## WHAT THE TASK ASKS:
Every record should be written out exactly, with the pictures left out.

## RECORDS SUPPLIED:

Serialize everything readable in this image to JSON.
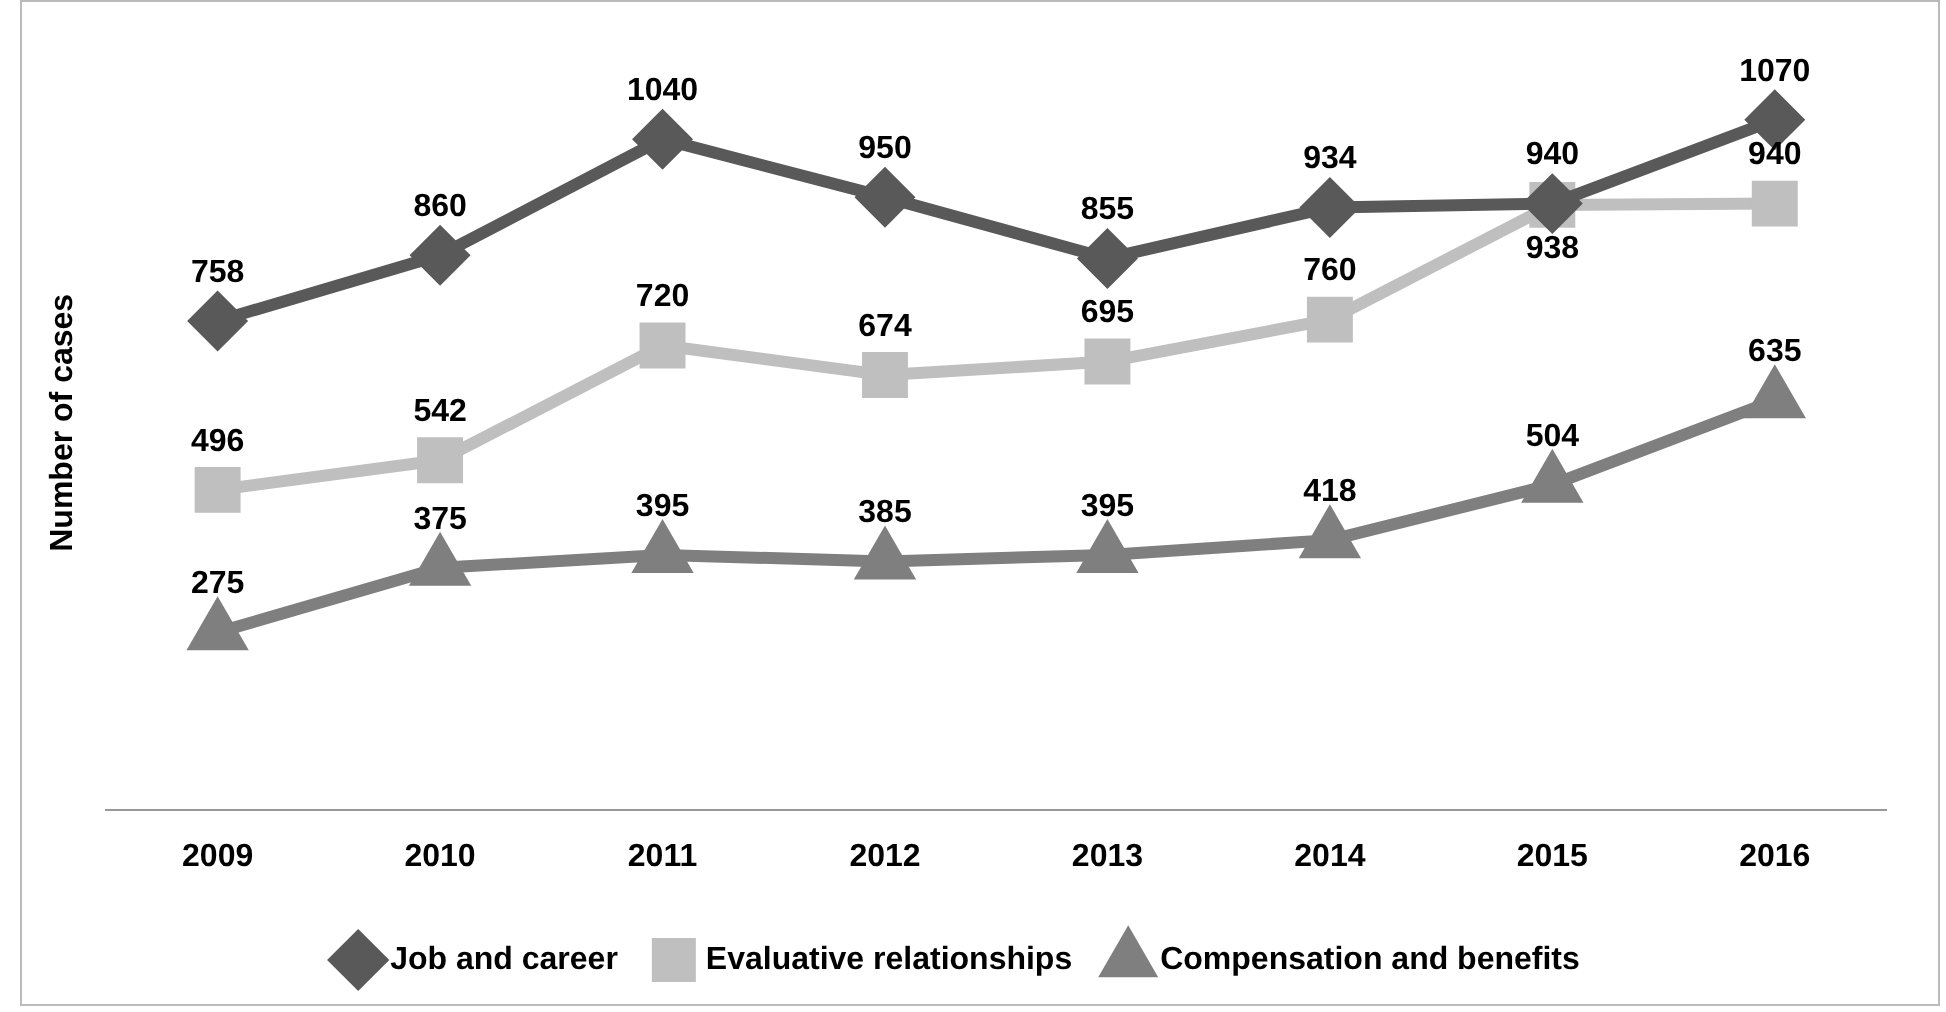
{
  "chart_data": {
    "type": "line",
    "ylabel": "Number of cases",
    "categories": [
      "2009",
      "2010",
      "2011",
      "2012",
      "2013",
      "2014",
      "2015",
      "2016"
    ],
    "series": [
      {
        "name": "Job and career",
        "color": "#595959",
        "marker": "diamond",
        "values": [
          758,
          860,
          1040,
          950,
          855,
          934,
          940,
          1070
        ]
      },
      {
        "name": "Evaluative relationships",
        "color": "#bfbfbf",
        "marker": "square",
        "values": [
          496,
          542,
          720,
          674,
          695,
          760,
          938,
          940
        ]
      },
      {
        "name": "Compensation and benefits",
        "color": "#7f7f7f",
        "marker": "triangle",
        "values": [
          275,
          375,
          395,
          385,
          395,
          418,
          504,
          635
        ]
      }
    ],
    "tick_labels": "x",
    "data_labels": true,
    "legend": "bottom",
    "grid": false
  }
}
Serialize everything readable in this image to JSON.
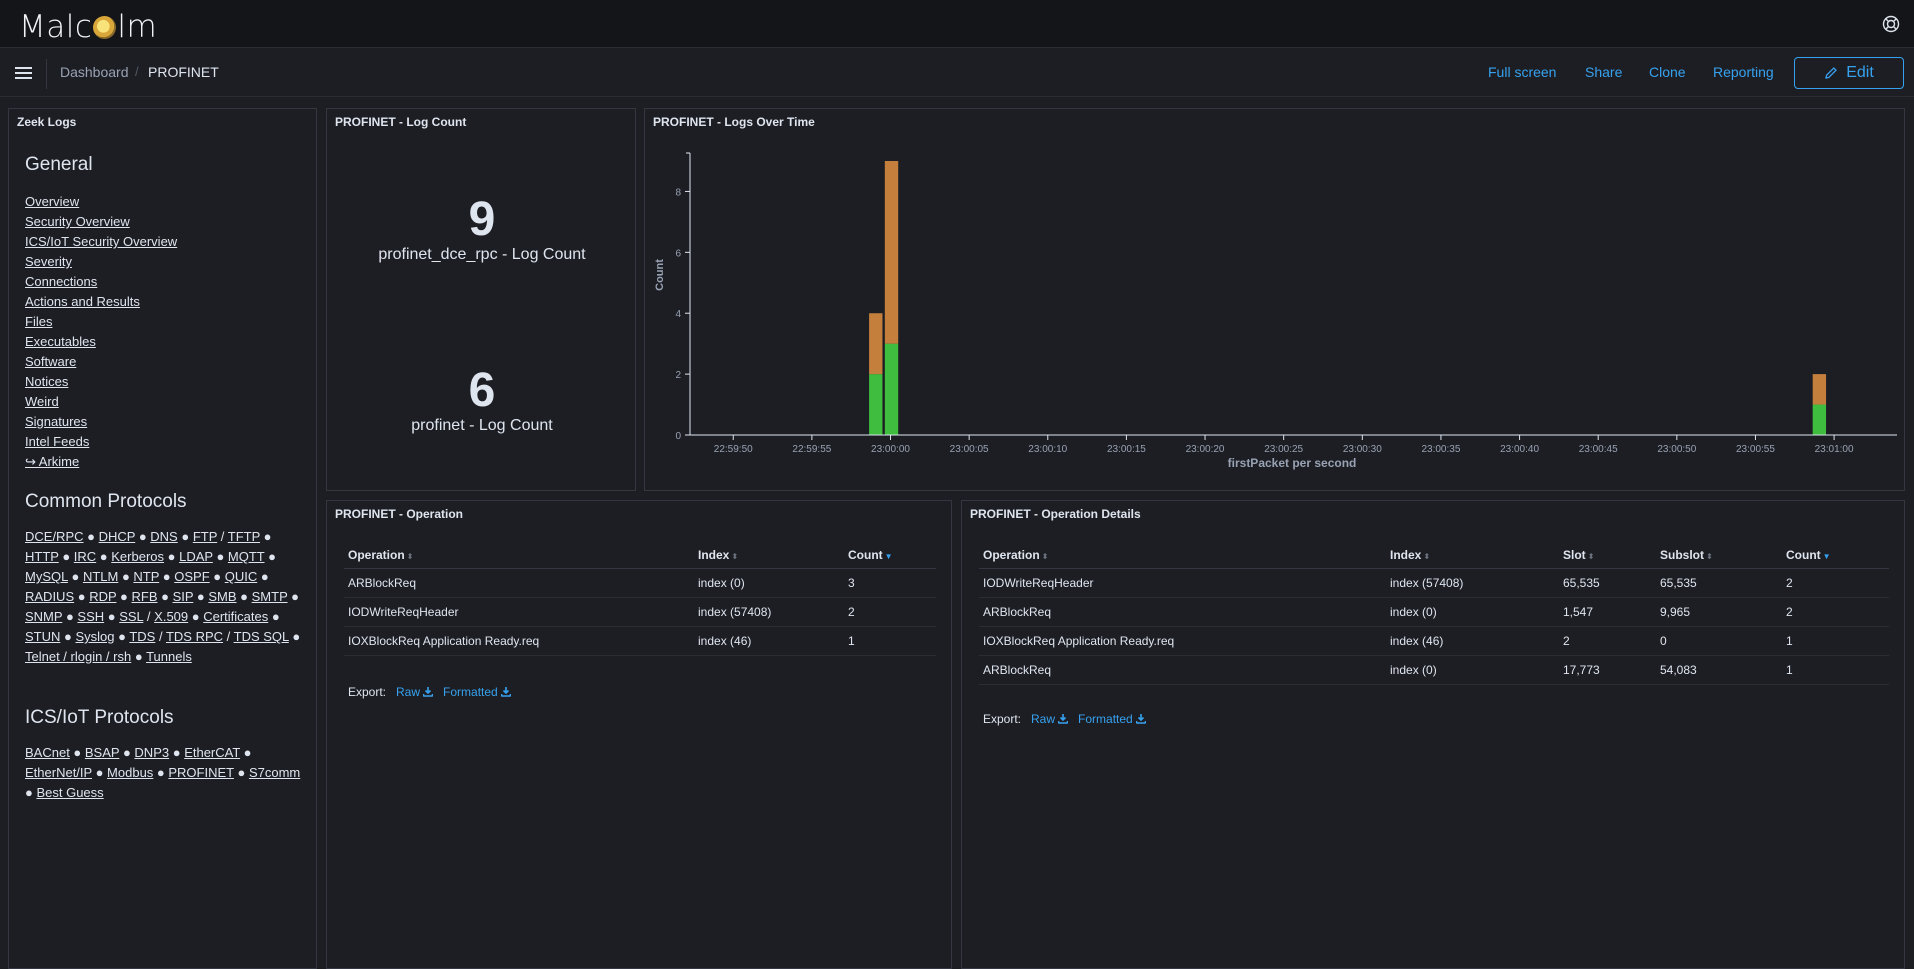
{
  "app": {
    "logo_text_before": "Malc",
    "logo_text_after": "lm"
  },
  "breadcrumb": {
    "parent": "Dashboard",
    "current": "PROFINET"
  },
  "nav": {
    "full_screen": "Full screen",
    "share": "Share",
    "clone": "Clone",
    "reporting": "Reporting",
    "edit": "Edit"
  },
  "sidebar": {
    "title": "Zeek Logs",
    "general_heading": "General",
    "general_links": [
      "Overview",
      "Security Overview",
      "ICS/IoT Security Overview",
      "Severity",
      "Connections",
      "Actions and Results",
      "Files",
      "Executables",
      "Software",
      "Notices",
      "Weird",
      "Signatures",
      "Intel Feeds",
      "↪ Arkime"
    ],
    "common_heading": "Common Protocols",
    "common_protocols": [
      "DCE/RPC",
      "DHCP",
      "DNS",
      "FTP",
      "TFTP",
      "HTTP",
      "IRC",
      "Kerberos",
      "LDAP",
      "MQTT",
      "MySQL",
      "NTLM",
      "NTP",
      "OSPF",
      "QUIC",
      "RADIUS",
      "RDP",
      "RFB",
      "SIP",
      "SMB",
      "SMTP",
      "SNMP",
      "SSH",
      "SSL",
      "X.509",
      "Certificates",
      "STUN",
      "Syslog",
      "TDS",
      "TDS RPC",
      "TDS SQL",
      "Telnet / rlogin / rsh",
      "Tunnels"
    ],
    "ics_heading": "ICS/IoT Protocols",
    "ics_protocols": [
      "BACnet",
      "BSAP",
      "DNP3",
      "EtherCAT",
      "EtherNet/IP",
      "Modbus",
      "PROFINET",
      "S7comm",
      "Best Guess"
    ]
  },
  "log_count": {
    "title": "PROFINET - Log Count",
    "metrics": [
      {
        "value": "9",
        "label": "profinet_dce_rpc - Log Count"
      },
      {
        "value": "6",
        "label": "profinet - Log Count"
      }
    ]
  },
  "chart_data": {
    "type": "bar",
    "title": "PROFINET - Logs Over Time",
    "xlabel": "firstPacket per second",
    "ylabel": "Count",
    "ylim": [
      0,
      9
    ],
    "yticks": [
      0,
      2,
      4,
      6,
      8
    ],
    "xticks": [
      "22:59:50",
      "22:59:55",
      "23:00:00",
      "23:00:05",
      "23:00:10",
      "23:00:15",
      "23:00:20",
      "23:00:25",
      "23:00:30",
      "23:00:35",
      "23:00:40",
      "23:00:45",
      "23:00:50",
      "23:00:55",
      "23:01:00"
    ],
    "stacked": true,
    "x": [
      "22:59:59",
      "23:00:00",
      "23:00:59"
    ],
    "series": [
      {
        "color": "#3ebd3e",
        "values": [
          2,
          3,
          1
        ]
      },
      {
        "color": "#c47f3c",
        "values": [
          2,
          6,
          1
        ]
      }
    ]
  },
  "operation": {
    "title": "PROFINET - Operation",
    "columns": [
      "Operation",
      "Index",
      "Count"
    ],
    "rows": [
      [
        "ARBlockReq",
        "index (0)",
        "3"
      ],
      [
        "IODWriteReqHeader",
        "index (57408)",
        "2"
      ],
      [
        "IOXBlockReq Application Ready.req",
        "index (46)",
        "1"
      ]
    ],
    "export_label": "Export:",
    "raw": "Raw",
    "formatted": "Formatted"
  },
  "operation_details": {
    "title": "PROFINET - Operation Details",
    "columns": [
      "Operation",
      "Index",
      "Slot",
      "Subslot",
      "Count"
    ],
    "rows": [
      [
        "IODWriteReqHeader",
        "index (57408)",
        "65,535",
        "65,535",
        "2"
      ],
      [
        "ARBlockReq",
        "index (0)",
        "1,547",
        "9,965",
        "2"
      ],
      [
        "IOXBlockReq Application Ready.req",
        "index (46)",
        "2",
        "0",
        "1"
      ],
      [
        "ARBlockReq",
        "index (0)",
        "17,773",
        "54,083",
        "1"
      ]
    ],
    "export_label": "Export:",
    "raw": "Raw",
    "formatted": "Formatted"
  },
  "colors": {
    "accent": "#36a2ef",
    "bar_green": "#3ebd3e",
    "bar_orange": "#c47f3c",
    "background": "#1d1e24"
  }
}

## TASK RESPONSE:
Serialize everything readable in this image to JSON.
{
  "chart_data": {
    "type": "line",
    "ylabel": "Number of cases",
    "categories": [
      "2009",
      "2010",
      "2011",
      "2012",
      "2013",
      "2014",
      "2015",
      "2016"
    ],
    "series": [
      {
        "name": "Job and career",
        "color": "#595959",
        "marker": "diamond",
        "values": [
          758,
          860,
          1040,
          950,
          855,
          934,
          940,
          1070
        ]
      },
      {
        "name": "Evaluative relationships",
        "color": "#bfbfbf",
        "marker": "square",
        "values": [
          496,
          542,
          720,
          674,
          695,
          760,
          938,
          940
        ]
      },
      {
        "name": "Compensation and benefits",
        "color": "#7f7f7f",
        "marker": "triangle",
        "values": [
          275,
          375,
          395,
          385,
          395,
          418,
          504,
          635
        ]
      }
    ],
    "tick_labels": "x",
    "data_labels": true,
    "legend": "bottom",
    "grid": false
  }
}
Serialize everything readable in this image to JSON.
{
  "app": {
    "logo_text_before": "Malc",
    "logo_text_after": "lm"
  },
  "breadcrumb": {
    "parent": "Dashboard",
    "current": "PROFINET"
  },
  "nav": {
    "full_screen": "Full screen",
    "share": "Share",
    "clone": "Clone",
    "reporting": "Reporting",
    "edit": "Edit"
  },
  "sidebar": {
    "title": "Zeek Logs",
    "general_heading": "General",
    "general_links": [
      "Overview",
      "Security Overview",
      "ICS/IoT Security Overview",
      "Severity",
      "Connections",
      "Actions and Results",
      "Files",
      "Executables",
      "Software",
      "Notices",
      "Weird",
      "Signatures",
      "Intel Feeds",
      "↪ Arkime"
    ],
    "common_heading": "Common Protocols",
    "common_protocols": [
      "DCE/RPC",
      "DHCP",
      "DNS",
      "FTP",
      "TFTP",
      "HTTP",
      "IRC",
      "Kerberos",
      "LDAP",
      "MQTT",
      "MySQL",
      "NTLM",
      "NTP",
      "OSPF",
      "QUIC",
      "RADIUS",
      "RDP",
      "RFB",
      "SIP",
      "SMB",
      "SMTP",
      "SNMP",
      "SSH",
      "SSL",
      "X.509",
      "Certificates",
      "STUN",
      "Syslog",
      "TDS",
      "TDS RPC",
      "TDS SQL",
      "Telnet / rlogin / rsh",
      "Tunnels"
    ],
    "ics_heading": "ICS/IoT Protocols",
    "ics_protocols": [
      "BACnet",
      "BSAP",
      "DNP3",
      "EtherCAT",
      "EtherNet/IP",
      "Modbus",
      "PROFINET",
      "S7comm",
      "Best Guess"
    ]
  },
  "log_count": {
    "title": "PROFINET - Log Count",
    "metrics": [
      {
        "value": "9",
        "label": "profinet_dce_rpc - Log Count"
      },
      {
        "value": "6",
        "label": "profinet - Log Count"
      }
    ]
  },
  "chart_data": {
    "type": "bar",
    "title": "PROFINET - Logs Over Time",
    "xlabel": "firstPacket per second",
    "ylabel": "Count",
    "ylim": [
      0,
      9
    ],
    "yticks": [
      0,
      2,
      4,
      6,
      8
    ],
    "xticks": [
      "22:59:50",
      "22:59:55",
      "23:00:00",
      "23:00:05",
      "23:00:10",
      "23:00:15",
      "23:00:20",
      "23:00:25",
      "23:00:30",
      "23:00:35",
      "23:00:40",
      "23:00:45",
      "23:00:50",
      "23:00:55",
      "23:01:00"
    ],
    "stacked": true,
    "x": [
      "22:59:59",
      "23:00:00",
      "23:00:59"
    ],
    "series": [
      {
        "color": "#3ebd3e",
        "values": [
          2,
          3,
          1
        ]
      },
      {
        "color": "#c47f3c",
        "values": [
          2,
          6,
          1
        ]
      }
    ]
  },
  "operation": {
    "title": "PROFINET - Operation",
    "columns": [
      "Operation",
      "Index",
      "Count"
    ],
    "rows": [
      [
        "ARBlockReq",
        "index (0)",
        "3"
      ],
      [
        "IODWriteReqHeader",
        "index (57408)",
        "2"
      ],
      [
        "IOXBlockReq Application Ready.req",
        "index (46)",
        "1"
      ]
    ],
    "export_label": "Export:",
    "raw": "Raw",
    "formatted": "Formatted"
  },
  "operation_details": {
    "title": "PROFINET - Operation Details",
    "columns": [
      "Operation",
      "Index",
      "Slot",
      "Subslot",
      "Count"
    ],
    "rows": [
      [
        "IODWriteReqHeader",
        "index (57408)",
        "65,535",
        "65,535",
        "2"
      ],
      [
        "ARBlockReq",
        "index (0)",
        "1,547",
        "9,965",
        "2"
      ],
      [
        "IOXBlockReq Application Ready.req",
        "index (46)",
        "2",
        "0",
        "1"
      ],
      [
        "ARBlockReq",
        "index (0)",
        "17,773",
        "54,083",
        "1"
      ]
    ],
    "export_label": "Export:",
    "raw": "Raw",
    "formatted": "Formatted"
  },
  "colors": {
    "accent": "#36a2ef",
    "bar_green": "#3ebd3e",
    "bar_orange": "#c47f3c",
    "background": "#1d1e24"
  }
}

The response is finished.